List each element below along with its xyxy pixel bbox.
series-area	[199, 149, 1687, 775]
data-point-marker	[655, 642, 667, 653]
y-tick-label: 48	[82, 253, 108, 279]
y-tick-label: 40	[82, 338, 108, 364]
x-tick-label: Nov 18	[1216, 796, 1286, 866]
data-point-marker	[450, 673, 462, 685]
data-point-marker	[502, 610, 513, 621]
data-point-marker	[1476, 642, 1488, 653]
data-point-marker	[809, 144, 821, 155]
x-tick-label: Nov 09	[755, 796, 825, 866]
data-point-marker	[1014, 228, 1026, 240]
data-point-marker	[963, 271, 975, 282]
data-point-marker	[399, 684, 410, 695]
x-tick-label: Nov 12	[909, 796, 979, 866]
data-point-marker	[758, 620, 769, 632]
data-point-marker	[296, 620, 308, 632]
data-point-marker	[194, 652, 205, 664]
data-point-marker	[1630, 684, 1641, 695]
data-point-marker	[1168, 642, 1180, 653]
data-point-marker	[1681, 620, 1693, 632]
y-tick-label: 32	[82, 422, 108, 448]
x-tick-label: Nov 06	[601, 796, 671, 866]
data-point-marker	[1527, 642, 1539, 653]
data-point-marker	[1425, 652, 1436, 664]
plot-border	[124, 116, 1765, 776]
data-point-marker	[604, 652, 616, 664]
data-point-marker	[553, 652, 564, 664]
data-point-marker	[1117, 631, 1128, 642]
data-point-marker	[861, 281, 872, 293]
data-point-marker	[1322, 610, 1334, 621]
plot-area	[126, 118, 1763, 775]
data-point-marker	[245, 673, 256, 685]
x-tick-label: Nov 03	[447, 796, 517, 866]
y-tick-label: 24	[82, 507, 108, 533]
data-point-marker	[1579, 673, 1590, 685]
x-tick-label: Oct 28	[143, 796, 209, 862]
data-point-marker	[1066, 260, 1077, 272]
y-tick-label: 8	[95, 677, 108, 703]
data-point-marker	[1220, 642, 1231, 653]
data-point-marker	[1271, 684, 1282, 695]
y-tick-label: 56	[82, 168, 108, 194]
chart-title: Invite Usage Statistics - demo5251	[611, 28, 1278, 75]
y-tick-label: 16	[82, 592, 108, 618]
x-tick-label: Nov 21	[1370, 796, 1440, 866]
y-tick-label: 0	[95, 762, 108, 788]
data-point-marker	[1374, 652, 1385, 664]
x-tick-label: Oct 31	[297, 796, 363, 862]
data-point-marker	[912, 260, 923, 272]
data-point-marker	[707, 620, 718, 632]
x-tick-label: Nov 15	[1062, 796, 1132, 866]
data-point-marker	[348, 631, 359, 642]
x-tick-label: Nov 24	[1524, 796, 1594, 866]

-- -- --

## Written instruction
Copy out every line of the items, swapping "x-tick-label" for "x-axis-label" wherever it appears and leaving everything else as it is.

## Completed exercise
List each element below along with its xyxy pixel bbox.
series-area	[199, 149, 1687, 775]
data-point-marker	[655, 642, 667, 653]
y-tick-label: 48	[82, 253, 108, 279]
y-tick-label: 40	[82, 338, 108, 364]
x-axis-label: Nov 18	[1216, 796, 1286, 866]
data-point-marker	[450, 673, 462, 685]
data-point-marker	[502, 610, 513, 621]
data-point-marker	[1476, 642, 1488, 653]
data-point-marker	[809, 144, 821, 155]
x-axis-label: Nov 09	[755, 796, 825, 866]
data-point-marker	[1014, 228, 1026, 240]
data-point-marker	[963, 271, 975, 282]
data-point-marker	[399, 684, 410, 695]
x-axis-label: Nov 12	[909, 796, 979, 866]
data-point-marker	[758, 620, 769, 632]
data-point-marker	[296, 620, 308, 632]
data-point-marker	[194, 652, 205, 664]
data-point-marker	[1630, 684, 1641, 695]
data-point-marker	[1168, 642, 1180, 653]
data-point-marker	[1681, 620, 1693, 632]
y-tick-label: 32	[82, 422, 108, 448]
x-axis-label: Nov 06	[601, 796, 671, 866]
data-point-marker	[1527, 642, 1539, 653]
data-point-marker	[1425, 652, 1436, 664]
plot-border	[124, 116, 1765, 776]
data-point-marker	[604, 652, 616, 664]
data-point-marker	[553, 652, 564, 664]
data-point-marker	[1117, 631, 1128, 642]
data-point-marker	[861, 281, 872, 293]
data-point-marker	[1322, 610, 1334, 621]
plot-area	[126, 118, 1763, 775]
data-point-marker	[245, 673, 256, 685]
x-axis-label: Nov 03	[447, 796, 517, 866]
y-tick-label: 24	[82, 507, 108, 533]
data-point-marker	[1579, 673, 1590, 685]
x-axis-label: Oct 28	[143, 796, 209, 862]
data-point-marker	[1066, 260, 1077, 272]
y-tick-label: 8	[95, 677, 108, 703]
data-point-marker	[1220, 642, 1231, 653]
data-point-marker	[1271, 684, 1282, 695]
y-tick-label: 56	[82, 168, 108, 194]
chart-title: Invite Usage Statistics - demo5251	[611, 28, 1278, 75]
y-tick-label: 16	[82, 592, 108, 618]
x-axis-label: Nov 21	[1370, 796, 1440, 866]
y-tick-label: 0	[95, 762, 108, 788]
data-point-marker	[1374, 652, 1385, 664]
x-axis-label: Oct 31	[297, 796, 363, 862]
data-point-marker	[912, 260, 923, 272]
data-point-marker	[707, 620, 718, 632]
x-axis-label: Nov 15	[1062, 796, 1132, 866]
data-point-marker	[348, 631, 359, 642]
x-axis-label: Nov 24	[1524, 796, 1594, 866]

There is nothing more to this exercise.